▸ TASK TO COMPLETE
Transcribe the material exactly. Images do not belong in the copy.

#### MATERIAL PROVIDED

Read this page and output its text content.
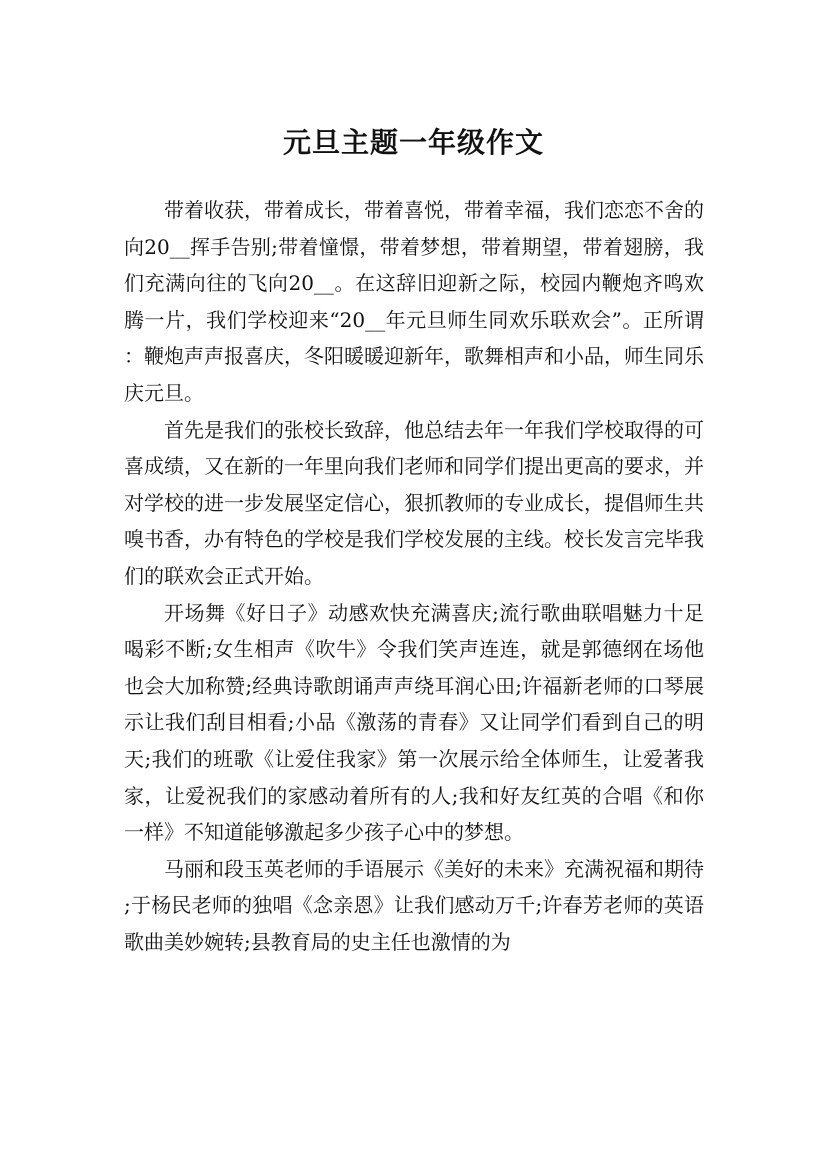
元旦主题一年级作文

带着收获，带着成长，带着喜悦，带着幸福，我们恋恋不舍的向20__挥手告别;带着憧憬，带着梦想，带着期望，带着翅膀，我们充满向往的飞向20__。在这辞旧迎新之际，校园内鞭炮齐鸣欢腾一片，我们学校迎来“20__年元旦师生同欢乐联欢会”。正所谓：鞭炮声声报喜庆，冬阳暖暖迎新年，歌舞相声和小品，师生同乐庆元旦。

首先是我们的张校长致辞，他总结去年一年我们学校取得的可喜成绩，又在新的一年里向我们老师和同学们提出更高的要求，并对学校的进一步发展坚定信心，狠抓教师的专业成长，提倡师生共嗅书香，办有特色的学校是我们学校发展的主线。校长发言完毕我们的联欢会正式开始。

开场舞《好日子》动感欢快充满喜庆;流行歌曲联唱魅力十足喝彩不断;女生相声《吹牛》令我们笑声连连，就是郭德纲在场他也会大加称赞;经典诗歌朗诵声声绕耳润心田;许福新老师的口琴展示让我们刮目相看;小品《激荡的青春》又让同学们看到自己的明天;我们的班歌《让爱住我家》第一次展示给全体师生，让爱著我家，让爱祝我们的家感动着所有的人;我和好友红英的合唱《和你一样》不知道能够激起多少孩子心中的梦想。

马丽和段玉英老师的手语展示《美好的未来》充满祝福和期待;于杨民老师的独唱《念亲恩》让我们感动万千;许春芳老师的英语歌曲美妙婉转;县教育局的史主任也激情的为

########

▸ EXERCISE OUTPUT
Read this page and output its text content.
元旦主题一年级作文

带着收获，带着成长，带着喜悦，带着幸福，我们恋恋不舍的向20__挥手告别;带着憧憬，带着梦想，带着期望，带着翅膀，我们充满向往的飞向20__。在这辞旧迎新之际，校园内鞭炮齐鸣欢腾一片，我们学校迎来“20__年元旦师生同欢乐联欢会”。正所谓：鞭炮声声报喜庆，冬阳暖暖迎新年，歌舞相声和小品，师生同乐庆元旦。

首先是我们的张校长致辞，他总结去年一年我们学校取得的可喜成绩，又在新的一年里向我们老师和同学们提出更高的要求，并对学校的进一步发展坚定信心，狠抓教师的专业成长，提倡师生共嗅书香，办有特色的学校是我们学校发展的主线。校长发言完毕我们的联欢会正式开始。

开场舞《好日子》动感欢快充满喜庆;流行歌曲联唱魅力十足喝彩不断;女生相声《吹牛》令我们笑声连连，就是郭德纲在场他也会大加称赞;经典诗歌朗诵声声绕耳润心田;许福新老师的口琴展示让我们刮目相看;小品《激荡的青春》又让同学们看到自己的明天;我们的班歌《让爱住我家》第一次展示给全体师生，让爱著我家，让爱祝我们的家感动着所有的人;我和好友红英的合唱《和你一样》不知道能够激起多少孩子心中的梦想。

马丽和段玉英老师的手语展示《美好的未来》充满祝福和期待;于杨民老师的独唱《念亲恩》让我们感动万千;许春芳老师的英语歌曲美妙婉转;县教育局的史主任也激情的为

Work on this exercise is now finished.